_Given task_. Extract the text of every entry below exactly; leave images out.

_Data for this exercise_.
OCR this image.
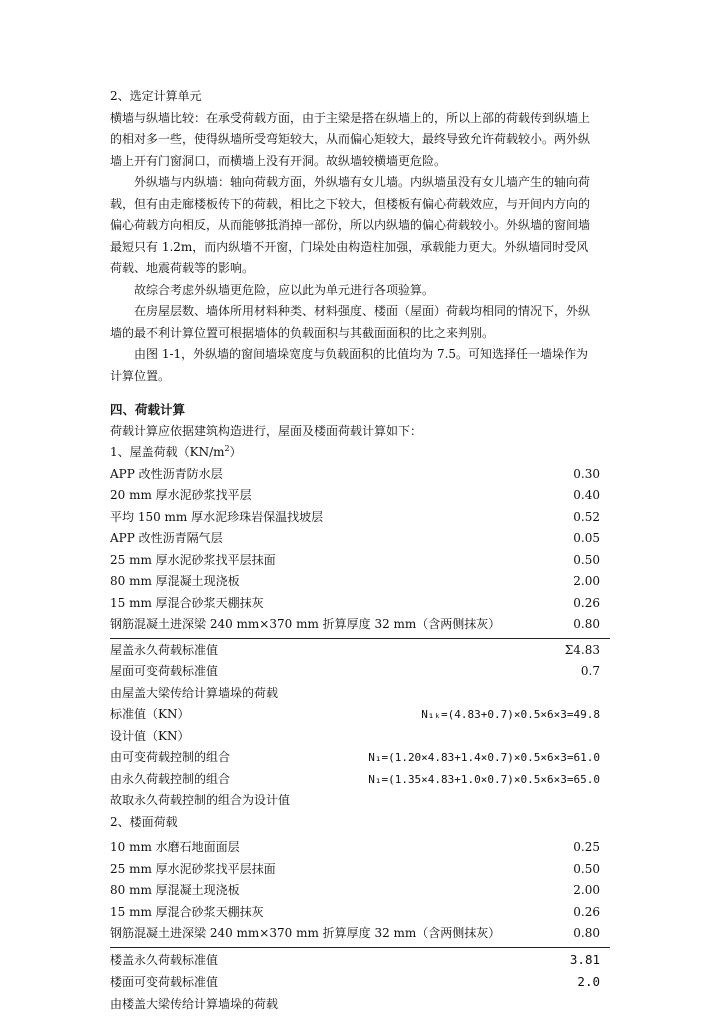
2、选定计算单元

横墙与纵墙比较：在承受荷载方面，由于主梁是搭在纵墙上的，所以上部的荷载传到纵墙上

的相对多一些，使得纵墙所受弯矩较大，从而偏心矩较大，最终导致允许荷载较小。两外纵

墙上开有门窗洞口，而横墙上没有开洞。故纵墙较横墙更危险。

外纵墙与内纵墙：轴向荷载方面，外纵墙有女儿墙。内纵墙虽没有女儿墙产生的轴向荷

载，但有由走廊楼板传下的荷载，相比之下较大，但楼板有偏心荷载效应，与开间内方向的

偏心荷载方向相反，从而能够抵消掉一部份，所以内纵墙的偏心荷载较小。外纵墙的窗间墙

最短只有 1.2m，而内纵墙不开窗，门垛处由构造柱加强，承载能力更大。外纵墙同时受风

荷载、地震荷载等的影响。

故综合考虑外纵墙更危险，应以此为单元进行各项验算。

在房屋层数、墙体所用材料种类、材料强度、楼面（屋面）荷载均相同的情况下，外纵

墙的最不利计算位置可根据墙体的负载面积与其截面面积的比之来判别。

由图 1-1，外纵墙的窗间墙垛宽度与负载面积的比值均为 7.5。可知选择任一墙垛作为

计算位置。

四、荷载计算

荷载计算应依据建筑构造进行，屋面及楼面荷载计算如下：

1、屋盖荷载$(KN/m^2)$

APP 改性沥青防水层	0.30
20 mm 厚水泥砂浆找平层	0.40
平均 150 mm 厚水泥珍珠岩保温找坡层	0.52
APP 改性沥青隔气层	0.05
25 mm 厚水泥砂浆找平层抹面	0.50
80 mm 厚混凝土现浇板	2.00
15 mm 厚混合砂浆天棚抹灰	0.26
钢筋混凝土进深梁 240 mm×370 mm 折算厚度 32 mm（含两侧抹灰）	0.80
屋盖永久荷载标准值	Σ4.83
屋面可变荷载标准值	0.7

由屋盖大梁传给计算墙垛的荷载

标准值（KN）	N₁ₖ=(4.83+0.7)×0.5×6×3=49.8

设计值（KN）

由可变荷载控制的组合	N₁=(1.20×4.83+1.4×0.7)×0.5×6×3=61.0
由永久荷载控制的组合	N₁=(1.35×4.83+1.0×0.7)×0.5×6×3=65.0

故取永久荷载控制的组合为设计值

2、楼面荷载

10 mm 水磨石地面面层	0.25
25 mm 厚水泥砂浆找平层抹面	0.50
80 mm 厚混凝土现浇板	2.00
15 mm 厚混合砂浆天棚抹灰	0.26
钢筋混凝土进深梁 240 mm×370 mm 折算厚度 32 mm（含两侧抹灰）	0.80
楼盖永久荷载标准值	3.81
楼面可变荷载标准值	2.0

由楼盖大梁传给计算墙垛的荷载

_The output_.
OCR this image.
2、选定计算单元

横墙与纵墙比较：在承受荷载方面，由于主梁是搭在纵墙上的，所以上部的荷载传到纵墙上

的相对多一些，使得纵墙所受弯矩较大，从而偏心矩较大，最终导致允许荷载较小。两外纵

墙上开有门窗洞口，而横墙上没有开洞。故纵墙较横墙更危险。

外纵墙与内纵墙：轴向荷载方面，外纵墙有女儿墙。内纵墙虽没有女儿墙产生的轴向荷

载，但有由走廊楼板传下的荷载，相比之下较大，但楼板有偏心荷载效应，与开间内方向的

偏心荷载方向相反，从而能够抵消掉一部份，所以内纵墙的偏心荷载较小。外纵墙的窗间墙

最短只有 1.2m，而内纵墙不开窗，门垛处由构造柱加强，承载能力更大。外纵墙同时受风

荷载、地震荷载等的影响。

故综合考虑外纵墙更危险，应以此为单元进行各项验算。

在房屋层数、墙体所用材料种类、材料强度、楼面（屋面）荷载均相同的情况下，外纵

墙的最不利计算位置可根据墙体的负载面积与其截面面积的比之来判别。

由图 1-1，外纵墙的窗间墙垛宽度与负载面积的比值均为 7.5。可知选择任一墙垛作为

计算位置。

四、荷载计算

荷载计算应依据建筑构造进行，屋面及楼面荷载计算如下：

1、屋盖荷载$(KN/m^2)$

APP 改性沥青防水层	0.30
20 mm 厚水泥砂浆找平层	0.40
平均 150 mm 厚水泥珍珠岩保温找坡层	0.52
APP 改性沥青隔气层	0.05
25 mm 厚水泥砂浆找平层抹面	0.50
80 mm 厚混凝土现浇板	2.00
15 mm 厚混合砂浆天棚抹灰	0.26
钢筋混凝土进深梁 240 mm×370 mm 折算厚度 32 mm（含两侧抹灰）	0.80
屋盖永久荷载标准值	Σ4.83
屋面可变荷载标准值	0.7

由屋盖大梁传给计算墙垛的荷载

标准值（KN）	N₁ₖ=(4.83+0.7)×0.5×6×3=49.8

设计值（KN）

由可变荷载控制的组合	N₁=(1.20×4.83+1.4×0.7)×0.5×6×3=61.0
由永久荷载控制的组合	N₁=(1.35×4.83+1.0×0.7)×0.5×6×3=65.0

故取永久荷载控制的组合为设计值

2、楼面荷载

10 mm 水磨石地面面层	0.25
25 mm 厚水泥砂浆找平层抹面	0.50
80 mm 厚混凝土现浇板	2.00
15 mm 厚混合砂浆天棚抹灰	0.26
钢筋混凝土进深梁 240 mm×370 mm 折算厚度 32 mm（含两侧抹灰）	0.80
楼盖永久荷载标准值	3.81
楼面可变荷载标准值	2.0

由楼盖大梁传给计算墙垛的荷载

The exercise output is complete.